:: MATERIAL FOR THIS EXERCISE

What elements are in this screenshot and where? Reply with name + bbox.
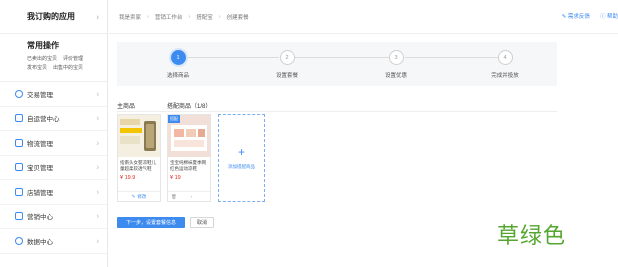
product-title[interactable]: 指南头女婴凉鞋儿童超柔软透气鞋 bbox=[118, 157, 160, 172]
step-label: 完成并投放 bbox=[491, 73, 519, 79]
progress-stepper: 1 选择商品 2 设置套餐 3 设置优惠 4 完成并投放 bbox=[117, 42, 557, 86]
truck-icon bbox=[15, 138, 23, 147]
plus-icon: + bbox=[237, 145, 245, 159]
sidebar-item-label: 店铺管理 bbox=[27, 189, 53, 197]
sidebar: 我订购的应用 › 常用操作 已卖出的宝贝 评价管理 发布宝贝 出售中的宝贝 交易… bbox=[0, 0, 108, 267]
sidebar-item-label: 自运营中心 bbox=[27, 116, 60, 124]
chevron-right-icon: › bbox=[96, 89, 99, 99]
add-bundle-product-button[interactable]: + 添加搭配商品 bbox=[218, 114, 265, 202]
card-actions: 🗑 › bbox=[168, 191, 210, 201]
edit-icon: ✎ bbox=[561, 14, 567, 20]
edit-label: 修改 bbox=[137, 193, 147, 199]
chevron-right-icon[interactable]: › bbox=[191, 194, 193, 199]
section-divider bbox=[117, 111, 557, 112]
common-link-on-sale[interactable]: 出售中的宝贝 bbox=[53, 64, 83, 71]
product-thumbnail bbox=[118, 115, 160, 157]
add-bundle-label: 添加搭配商品 bbox=[228, 164, 255, 169]
sidebar-item-label: 数据中心 bbox=[27, 238, 53, 246]
help-label: 帮助 bbox=[606, 14, 618, 20]
sidebar-item-data[interactable]: 数据中心 › bbox=[0, 229, 107, 254]
common-operations-title: 常用操作 bbox=[27, 41, 59, 50]
sidebar-item-label: 物流管理 bbox=[27, 140, 53, 148]
sidebar-item-marketing[interactable]: 营销中心 › bbox=[0, 205, 107, 229]
step-number: 2 bbox=[279, 50, 295, 65]
sidebar-item-label: 交易管理 bbox=[27, 91, 53, 99]
breadcrumb-item[interactable]: 我是卖家 bbox=[119, 13, 141, 21]
step-number: 3 bbox=[388, 50, 404, 65]
chevron-right-icon: › bbox=[147, 13, 149, 20]
breadcrumb-current: 创建套餐 bbox=[226, 14, 249, 21]
sidebar-item-label: 宝贝管理 bbox=[27, 165, 53, 173]
main-product-card: 指南头女婴凉鞋儿童超柔软透气鞋 ¥ 19.9 ✎ 修改 bbox=[117, 114, 161, 202]
step-select-products: 1 选择商品 bbox=[148, 50, 208, 79]
bundle-badge: 搭配 bbox=[168, 115, 180, 123]
common-link-reviews[interactable]: 评价管理 bbox=[63, 55, 83, 62]
product-price: ¥ 19.9 bbox=[120, 175, 136, 181]
sidebar-item-label: 营销中心 bbox=[27, 214, 53, 222]
common-links: 已卖出的宝贝 评价管理 发布宝贝 出售中的宝贝 bbox=[27, 55, 107, 71]
chat-icon bbox=[15, 114, 23, 123]
main-product-title: 主商品 bbox=[117, 104, 136, 110]
step-set-discount: 3 设置优惠 bbox=[366, 50, 426, 79]
trade-icon bbox=[15, 89, 23, 98]
help-icon: ⓘ bbox=[599, 14, 606, 20]
product-image[interactable]: 搭配 bbox=[168, 115, 210, 157]
feedback-label: 需求反馈 bbox=[567, 14, 590, 20]
step-number: 1 bbox=[170, 50, 186, 65]
common-link-publish[interactable]: 发布宝贝 bbox=[27, 64, 47, 71]
help-link[interactable]: ⓘ 帮助 bbox=[600, 12, 618, 20]
edit-product-button[interactable]: ✎ 修改 bbox=[118, 191, 160, 201]
step-finish: 4 完成并投放 bbox=[475, 50, 535, 79]
step-set-bundle: 2 设置套餐 bbox=[257, 50, 317, 79]
bundle-products-title: 搭配商品（1/8） bbox=[167, 104, 212, 110]
chevron-right-icon: › bbox=[96, 12, 99, 21]
sidebar-item-trade[interactable]: 交易管理 › bbox=[0, 82, 107, 107]
chevron-right-icon: › bbox=[96, 162, 99, 172]
breadcrumb-item[interactable]: 搭配宝 bbox=[196, 13, 213, 21]
chevron-right-icon: › bbox=[96, 138, 99, 148]
common-operations: 常用操作 已卖出的宝贝 评价管理 发布宝贝 出售中的宝贝 bbox=[0, 34, 107, 82]
sidebar-item-logistics[interactable]: 物流管理 › bbox=[0, 131, 107, 156]
sidebar-item-store[interactable]: 店铺管理 › bbox=[0, 180, 107, 205]
sidebar-header-label: 我订购的应用 bbox=[27, 12, 75, 21]
overlay-caption: 草绿色 bbox=[497, 224, 567, 249]
breadcrumb: 我是卖家 › 营销工作台 › 搭配宝 › 创建套餐 ✎ 需求反馈 ⓘ 帮助 bbox=[109, 0, 618, 34]
chevron-right-icon: › bbox=[96, 211, 99, 221]
step-label: 设置优惠 bbox=[384, 73, 407, 79]
sidebar-item-products[interactable]: 宝贝管理 › bbox=[0, 156, 107, 180]
chevron-right-icon: › bbox=[96, 113, 99, 123]
product-title[interactable]: 宝宝纯棉袜夏季网红色运动凉鞋 bbox=[168, 157, 210, 172]
delete-icon[interactable]: 🗑 bbox=[171, 194, 177, 200]
app-root: 我订购的应用 › 常用操作 已卖出的宝贝 评价管理 发布宝贝 出售中的宝贝 交易… bbox=[0, 0, 618, 267]
sidebar-header[interactable]: 我订购的应用 › bbox=[0, 0, 107, 34]
common-link-sold[interactable]: 已卖出的宝贝 bbox=[27, 55, 57, 62]
edit-icon: ✎ bbox=[131, 193, 136, 199]
next-step-button[interactable]: 下一步，设置套餐信息 bbox=[117, 217, 185, 228]
step-number: 4 bbox=[497, 50, 513, 65]
breadcrumb-item[interactable]: 营销工作台 bbox=[155, 13, 183, 21]
box-icon bbox=[15, 163, 23, 172]
step-label: 设置套餐 bbox=[275, 73, 298, 79]
chart-icon bbox=[15, 236, 23, 245]
cancel-button[interactable]: 取消 bbox=[190, 217, 214, 228]
bundle-product-card: 搭配 宝宝纯棉袜夏季网红色运动凉鞋 ¥ 19 🗑 › bbox=[167, 114, 211, 202]
product-price: ¥ 19 bbox=[170, 175, 181, 181]
megaphone-icon bbox=[15, 212, 23, 221]
product-image[interactable] bbox=[118, 115, 160, 157]
chevron-right-icon: › bbox=[188, 13, 191, 20]
step-label: 选择商品 bbox=[166, 73, 189, 79]
feedback-link[interactable]: ✎ 需求反馈 bbox=[562, 12, 590, 20]
store-icon bbox=[15, 187, 23, 196]
chevron-right-icon: › bbox=[96, 187, 99, 197]
chevron-right-icon: › bbox=[96, 236, 99, 246]
top-actions: ✎ 需求反馈 ⓘ 帮助 bbox=[562, 12, 618, 20]
chevron-right-icon: › bbox=[218, 13, 221, 20]
sidebar-item-self-operation[interactable]: 自运营中心 › bbox=[0, 107, 107, 131]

::::

DIRECTION. Please retype the rows between the line containing "157, 160, 172]" and the line containing "common-link-on-sale[interactable]: 出售中的宝贝 bbox=[53, 64, 83, 71]", inclusive, copying each one without any change.

ANSWER BELOW.
product-title[interactable]: 指南头女婴凉鞋儿童超柔软透气鞋 bbox=[118, 157, 160, 172]
step-label: 完成并投放 bbox=[491, 73, 519, 79]
progress-stepper: 1 选择商品 2 设置套餐 3 设置优惠 4 完成并投放 bbox=[117, 42, 557, 86]
truck-icon bbox=[15, 138, 23, 147]
plus-icon: + bbox=[237, 145, 245, 159]
sidebar-item-label: 店铺管理 bbox=[27, 189, 53, 197]
sidebar: 我订购的应用 › 常用操作 已卖出的宝贝 评价管理 发布宝贝 出售中的宝贝 交易… bbox=[0, 0, 108, 267]
sidebar-item-label: 自运营中心 bbox=[27, 116, 60, 124]
chevron-right-icon: › bbox=[96, 89, 99, 99]
add-bundle-product-button[interactable]: + 添加搭配商品 bbox=[218, 114, 265, 202]
card-actions: 🗑 › bbox=[168, 191, 210, 201]
edit-icon: ✎ bbox=[561, 14, 567, 20]
edit-label: 修改 bbox=[137, 193, 147, 199]
chevron-right-icon[interactable]: › bbox=[191, 194, 193, 199]
section-divider bbox=[117, 111, 557, 112]
common-link-on-sale[interactable]: 出售中的宝贝 bbox=[53, 64, 83, 71]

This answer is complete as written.